* _Extracted data entries_:
━━━━━━━━

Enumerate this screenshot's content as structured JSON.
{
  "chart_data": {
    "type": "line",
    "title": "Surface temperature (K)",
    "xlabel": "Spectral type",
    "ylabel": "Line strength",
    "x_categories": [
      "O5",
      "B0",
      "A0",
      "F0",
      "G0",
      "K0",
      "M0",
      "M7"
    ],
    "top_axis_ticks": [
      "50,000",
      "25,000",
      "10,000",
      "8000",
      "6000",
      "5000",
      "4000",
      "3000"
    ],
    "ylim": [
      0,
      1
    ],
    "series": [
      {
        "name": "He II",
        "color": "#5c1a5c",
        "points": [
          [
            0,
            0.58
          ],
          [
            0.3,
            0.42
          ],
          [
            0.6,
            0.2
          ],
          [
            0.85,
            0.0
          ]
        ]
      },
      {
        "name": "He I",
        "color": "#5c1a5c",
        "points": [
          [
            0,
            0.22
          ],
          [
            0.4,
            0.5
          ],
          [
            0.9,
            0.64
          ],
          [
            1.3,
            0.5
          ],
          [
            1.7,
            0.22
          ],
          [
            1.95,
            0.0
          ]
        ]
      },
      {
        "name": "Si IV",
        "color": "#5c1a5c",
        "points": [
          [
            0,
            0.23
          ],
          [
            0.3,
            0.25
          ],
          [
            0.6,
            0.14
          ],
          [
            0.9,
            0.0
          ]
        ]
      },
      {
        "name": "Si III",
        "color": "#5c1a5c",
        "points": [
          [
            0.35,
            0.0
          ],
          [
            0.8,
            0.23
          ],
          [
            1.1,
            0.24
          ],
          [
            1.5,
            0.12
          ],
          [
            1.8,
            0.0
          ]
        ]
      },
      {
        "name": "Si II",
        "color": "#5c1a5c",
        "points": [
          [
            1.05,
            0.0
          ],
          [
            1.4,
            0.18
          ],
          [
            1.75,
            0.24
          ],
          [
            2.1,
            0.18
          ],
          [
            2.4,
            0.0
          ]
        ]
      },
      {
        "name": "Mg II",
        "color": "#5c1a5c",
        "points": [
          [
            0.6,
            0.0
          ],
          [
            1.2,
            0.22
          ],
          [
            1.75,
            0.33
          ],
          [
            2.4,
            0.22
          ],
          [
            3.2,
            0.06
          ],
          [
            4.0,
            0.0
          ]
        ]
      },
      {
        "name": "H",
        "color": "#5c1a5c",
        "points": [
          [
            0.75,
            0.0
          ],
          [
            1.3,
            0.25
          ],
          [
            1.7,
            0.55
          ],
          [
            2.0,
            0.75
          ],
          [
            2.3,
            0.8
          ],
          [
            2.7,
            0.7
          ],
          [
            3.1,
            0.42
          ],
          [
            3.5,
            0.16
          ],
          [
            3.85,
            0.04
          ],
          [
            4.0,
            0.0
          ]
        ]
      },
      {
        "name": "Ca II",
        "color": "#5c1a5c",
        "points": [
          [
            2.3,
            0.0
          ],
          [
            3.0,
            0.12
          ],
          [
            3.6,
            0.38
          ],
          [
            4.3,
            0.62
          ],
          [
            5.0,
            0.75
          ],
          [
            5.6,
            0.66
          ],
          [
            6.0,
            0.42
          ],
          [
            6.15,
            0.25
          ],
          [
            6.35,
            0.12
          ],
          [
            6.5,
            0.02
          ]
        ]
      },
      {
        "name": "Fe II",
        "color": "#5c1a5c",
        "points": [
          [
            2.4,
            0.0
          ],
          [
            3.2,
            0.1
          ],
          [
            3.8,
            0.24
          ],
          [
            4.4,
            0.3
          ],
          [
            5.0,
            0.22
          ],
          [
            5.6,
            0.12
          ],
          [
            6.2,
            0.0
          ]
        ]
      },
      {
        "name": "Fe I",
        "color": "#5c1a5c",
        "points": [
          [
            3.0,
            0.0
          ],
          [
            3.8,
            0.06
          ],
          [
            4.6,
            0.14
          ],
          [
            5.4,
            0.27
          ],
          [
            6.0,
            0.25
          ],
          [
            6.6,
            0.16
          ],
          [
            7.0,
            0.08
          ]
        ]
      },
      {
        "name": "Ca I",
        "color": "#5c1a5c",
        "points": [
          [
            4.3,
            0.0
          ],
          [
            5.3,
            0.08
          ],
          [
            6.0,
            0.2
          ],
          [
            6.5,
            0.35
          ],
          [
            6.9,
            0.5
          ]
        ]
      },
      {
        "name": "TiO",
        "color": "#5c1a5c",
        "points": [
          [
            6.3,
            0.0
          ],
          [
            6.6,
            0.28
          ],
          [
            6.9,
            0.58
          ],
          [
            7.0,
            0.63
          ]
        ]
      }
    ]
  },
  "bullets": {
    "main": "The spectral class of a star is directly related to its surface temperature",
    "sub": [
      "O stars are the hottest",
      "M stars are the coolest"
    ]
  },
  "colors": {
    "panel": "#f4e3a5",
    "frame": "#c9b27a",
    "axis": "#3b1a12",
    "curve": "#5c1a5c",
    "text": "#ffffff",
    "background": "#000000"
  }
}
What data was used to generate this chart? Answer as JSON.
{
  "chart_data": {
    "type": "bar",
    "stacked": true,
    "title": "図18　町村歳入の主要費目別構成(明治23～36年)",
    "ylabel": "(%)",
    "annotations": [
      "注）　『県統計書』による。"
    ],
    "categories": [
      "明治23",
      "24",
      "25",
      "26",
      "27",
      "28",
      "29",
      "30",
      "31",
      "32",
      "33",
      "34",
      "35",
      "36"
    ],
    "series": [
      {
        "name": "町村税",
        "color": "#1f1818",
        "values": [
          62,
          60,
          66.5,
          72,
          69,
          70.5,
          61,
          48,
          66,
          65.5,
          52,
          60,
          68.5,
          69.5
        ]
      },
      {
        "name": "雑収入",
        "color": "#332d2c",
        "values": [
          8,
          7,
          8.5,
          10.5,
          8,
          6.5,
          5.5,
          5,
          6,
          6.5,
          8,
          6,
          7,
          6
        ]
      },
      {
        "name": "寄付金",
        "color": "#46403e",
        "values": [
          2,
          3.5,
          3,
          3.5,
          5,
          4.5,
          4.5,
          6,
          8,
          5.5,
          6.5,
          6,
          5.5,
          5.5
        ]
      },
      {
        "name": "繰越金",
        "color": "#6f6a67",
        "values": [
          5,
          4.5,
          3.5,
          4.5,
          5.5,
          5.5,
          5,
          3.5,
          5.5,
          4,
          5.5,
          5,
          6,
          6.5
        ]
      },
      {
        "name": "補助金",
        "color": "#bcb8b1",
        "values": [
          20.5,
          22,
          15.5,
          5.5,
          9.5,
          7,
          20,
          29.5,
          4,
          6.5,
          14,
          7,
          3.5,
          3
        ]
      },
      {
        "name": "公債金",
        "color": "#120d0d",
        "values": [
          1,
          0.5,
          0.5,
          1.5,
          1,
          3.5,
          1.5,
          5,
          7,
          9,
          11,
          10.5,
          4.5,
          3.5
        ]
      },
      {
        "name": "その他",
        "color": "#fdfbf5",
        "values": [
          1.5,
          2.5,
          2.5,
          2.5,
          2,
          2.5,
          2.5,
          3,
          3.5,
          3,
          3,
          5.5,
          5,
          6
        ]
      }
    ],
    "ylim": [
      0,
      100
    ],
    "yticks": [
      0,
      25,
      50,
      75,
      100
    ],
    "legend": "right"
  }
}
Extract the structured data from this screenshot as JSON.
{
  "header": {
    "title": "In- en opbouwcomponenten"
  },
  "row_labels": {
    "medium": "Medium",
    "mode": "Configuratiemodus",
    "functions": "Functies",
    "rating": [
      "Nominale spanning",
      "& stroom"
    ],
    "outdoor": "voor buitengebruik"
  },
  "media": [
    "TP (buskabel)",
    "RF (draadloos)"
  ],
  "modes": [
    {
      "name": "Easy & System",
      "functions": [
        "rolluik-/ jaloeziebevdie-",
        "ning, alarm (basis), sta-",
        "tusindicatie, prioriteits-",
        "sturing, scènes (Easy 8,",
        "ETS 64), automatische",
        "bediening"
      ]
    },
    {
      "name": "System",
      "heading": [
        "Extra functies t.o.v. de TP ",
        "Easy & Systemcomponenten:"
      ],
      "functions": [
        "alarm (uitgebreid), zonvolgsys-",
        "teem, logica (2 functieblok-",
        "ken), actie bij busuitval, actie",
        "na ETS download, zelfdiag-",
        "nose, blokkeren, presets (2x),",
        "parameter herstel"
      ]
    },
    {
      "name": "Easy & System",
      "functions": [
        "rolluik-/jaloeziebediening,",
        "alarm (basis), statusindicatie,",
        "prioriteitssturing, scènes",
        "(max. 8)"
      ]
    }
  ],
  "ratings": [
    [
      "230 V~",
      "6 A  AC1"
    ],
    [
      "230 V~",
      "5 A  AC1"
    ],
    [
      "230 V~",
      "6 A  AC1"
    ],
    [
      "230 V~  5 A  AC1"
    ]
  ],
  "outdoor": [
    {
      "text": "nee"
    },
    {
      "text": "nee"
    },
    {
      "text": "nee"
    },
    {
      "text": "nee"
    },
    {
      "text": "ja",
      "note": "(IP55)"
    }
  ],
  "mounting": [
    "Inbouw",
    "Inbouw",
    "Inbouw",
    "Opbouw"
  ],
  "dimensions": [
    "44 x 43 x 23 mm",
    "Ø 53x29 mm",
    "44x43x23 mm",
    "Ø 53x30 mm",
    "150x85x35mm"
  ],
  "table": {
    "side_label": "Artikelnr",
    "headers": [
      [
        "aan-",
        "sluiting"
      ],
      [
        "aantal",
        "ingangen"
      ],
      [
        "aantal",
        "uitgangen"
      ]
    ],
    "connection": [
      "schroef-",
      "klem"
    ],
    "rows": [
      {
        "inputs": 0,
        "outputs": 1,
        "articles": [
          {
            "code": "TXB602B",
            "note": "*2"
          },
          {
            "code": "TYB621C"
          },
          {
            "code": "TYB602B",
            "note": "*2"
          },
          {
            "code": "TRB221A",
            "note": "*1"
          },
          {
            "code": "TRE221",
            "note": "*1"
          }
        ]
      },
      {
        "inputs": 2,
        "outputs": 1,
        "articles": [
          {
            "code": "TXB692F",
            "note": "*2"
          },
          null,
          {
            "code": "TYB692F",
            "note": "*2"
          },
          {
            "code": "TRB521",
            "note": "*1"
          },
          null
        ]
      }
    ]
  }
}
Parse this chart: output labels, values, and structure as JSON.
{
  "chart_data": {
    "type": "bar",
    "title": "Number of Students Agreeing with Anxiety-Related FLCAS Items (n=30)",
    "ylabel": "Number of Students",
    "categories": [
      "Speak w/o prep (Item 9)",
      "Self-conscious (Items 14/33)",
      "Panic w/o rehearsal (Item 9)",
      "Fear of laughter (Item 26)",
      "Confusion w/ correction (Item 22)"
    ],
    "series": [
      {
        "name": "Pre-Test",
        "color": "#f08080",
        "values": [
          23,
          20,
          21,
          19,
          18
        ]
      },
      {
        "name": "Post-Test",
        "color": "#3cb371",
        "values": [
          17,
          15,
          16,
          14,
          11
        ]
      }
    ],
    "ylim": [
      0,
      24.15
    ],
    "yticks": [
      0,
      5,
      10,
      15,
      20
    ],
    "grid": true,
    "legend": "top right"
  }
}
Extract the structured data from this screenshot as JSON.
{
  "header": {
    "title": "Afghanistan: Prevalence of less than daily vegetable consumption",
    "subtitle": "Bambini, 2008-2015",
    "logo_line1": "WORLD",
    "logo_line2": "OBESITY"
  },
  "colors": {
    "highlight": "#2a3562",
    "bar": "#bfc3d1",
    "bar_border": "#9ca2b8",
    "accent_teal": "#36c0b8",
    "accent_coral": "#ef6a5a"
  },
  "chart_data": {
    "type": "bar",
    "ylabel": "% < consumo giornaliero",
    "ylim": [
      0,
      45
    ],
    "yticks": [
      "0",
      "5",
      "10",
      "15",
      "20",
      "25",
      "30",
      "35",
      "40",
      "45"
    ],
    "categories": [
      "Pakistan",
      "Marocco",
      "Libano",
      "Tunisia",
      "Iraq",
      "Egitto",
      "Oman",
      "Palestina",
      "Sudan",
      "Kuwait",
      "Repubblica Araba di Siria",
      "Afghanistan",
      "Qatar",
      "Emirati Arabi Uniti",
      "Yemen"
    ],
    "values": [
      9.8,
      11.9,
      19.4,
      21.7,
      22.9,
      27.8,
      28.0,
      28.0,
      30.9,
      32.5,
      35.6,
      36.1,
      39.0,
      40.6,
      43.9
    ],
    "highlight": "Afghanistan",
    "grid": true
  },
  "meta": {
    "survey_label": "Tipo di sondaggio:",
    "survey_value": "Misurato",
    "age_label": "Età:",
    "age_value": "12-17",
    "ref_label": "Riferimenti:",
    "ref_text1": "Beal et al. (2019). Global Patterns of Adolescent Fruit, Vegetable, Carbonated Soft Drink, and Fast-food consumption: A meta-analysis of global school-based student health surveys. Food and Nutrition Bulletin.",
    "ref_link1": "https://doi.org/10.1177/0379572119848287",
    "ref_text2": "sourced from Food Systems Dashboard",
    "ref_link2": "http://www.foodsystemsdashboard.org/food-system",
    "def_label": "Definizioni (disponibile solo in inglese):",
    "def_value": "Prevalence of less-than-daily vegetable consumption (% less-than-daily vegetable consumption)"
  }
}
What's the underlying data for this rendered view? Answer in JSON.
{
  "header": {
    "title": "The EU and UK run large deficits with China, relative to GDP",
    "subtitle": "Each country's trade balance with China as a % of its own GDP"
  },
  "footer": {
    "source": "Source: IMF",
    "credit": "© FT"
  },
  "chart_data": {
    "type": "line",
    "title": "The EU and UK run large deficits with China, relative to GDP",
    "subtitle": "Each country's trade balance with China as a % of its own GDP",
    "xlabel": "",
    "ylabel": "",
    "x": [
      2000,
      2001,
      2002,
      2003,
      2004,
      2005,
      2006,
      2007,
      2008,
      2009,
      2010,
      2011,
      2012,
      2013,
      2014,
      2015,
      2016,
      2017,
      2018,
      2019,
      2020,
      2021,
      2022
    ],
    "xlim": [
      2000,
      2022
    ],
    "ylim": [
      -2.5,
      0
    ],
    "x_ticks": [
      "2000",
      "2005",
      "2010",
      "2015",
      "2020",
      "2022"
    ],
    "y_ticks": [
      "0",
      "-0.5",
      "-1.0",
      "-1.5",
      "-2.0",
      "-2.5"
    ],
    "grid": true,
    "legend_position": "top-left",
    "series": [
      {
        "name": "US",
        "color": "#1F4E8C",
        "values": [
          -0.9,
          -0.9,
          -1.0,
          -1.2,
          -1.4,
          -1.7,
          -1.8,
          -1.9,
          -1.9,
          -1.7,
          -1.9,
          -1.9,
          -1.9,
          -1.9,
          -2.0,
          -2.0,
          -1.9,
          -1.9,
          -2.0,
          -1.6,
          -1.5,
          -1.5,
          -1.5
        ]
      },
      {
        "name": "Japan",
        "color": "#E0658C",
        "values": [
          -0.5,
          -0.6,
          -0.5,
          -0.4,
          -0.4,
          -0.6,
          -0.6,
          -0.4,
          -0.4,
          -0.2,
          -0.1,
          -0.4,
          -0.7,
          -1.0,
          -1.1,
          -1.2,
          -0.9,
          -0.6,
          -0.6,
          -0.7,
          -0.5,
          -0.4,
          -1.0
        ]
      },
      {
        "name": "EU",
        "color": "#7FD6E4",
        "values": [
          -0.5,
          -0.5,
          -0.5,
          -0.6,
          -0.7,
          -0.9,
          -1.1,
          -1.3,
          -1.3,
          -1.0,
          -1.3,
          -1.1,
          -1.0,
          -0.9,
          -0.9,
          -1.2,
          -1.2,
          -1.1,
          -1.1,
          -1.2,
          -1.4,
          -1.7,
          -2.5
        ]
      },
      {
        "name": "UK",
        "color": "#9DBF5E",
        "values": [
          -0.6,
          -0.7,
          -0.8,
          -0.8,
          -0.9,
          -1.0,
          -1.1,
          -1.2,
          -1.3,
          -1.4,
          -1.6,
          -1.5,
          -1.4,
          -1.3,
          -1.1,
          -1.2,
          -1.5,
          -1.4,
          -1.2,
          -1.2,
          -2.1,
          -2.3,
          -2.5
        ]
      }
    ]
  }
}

━━━━━━━━

* _OBJECTIVE_: Look through the entries above; copy each line where the string "Easy" appears.

* _ANSWER FOR THIS EXERCISE_:
      "name": "Easy & System",
        "sturing, scènes (Easy 8,",
        "Easy & Systemcomponenten:"
      "name": "Easy & System",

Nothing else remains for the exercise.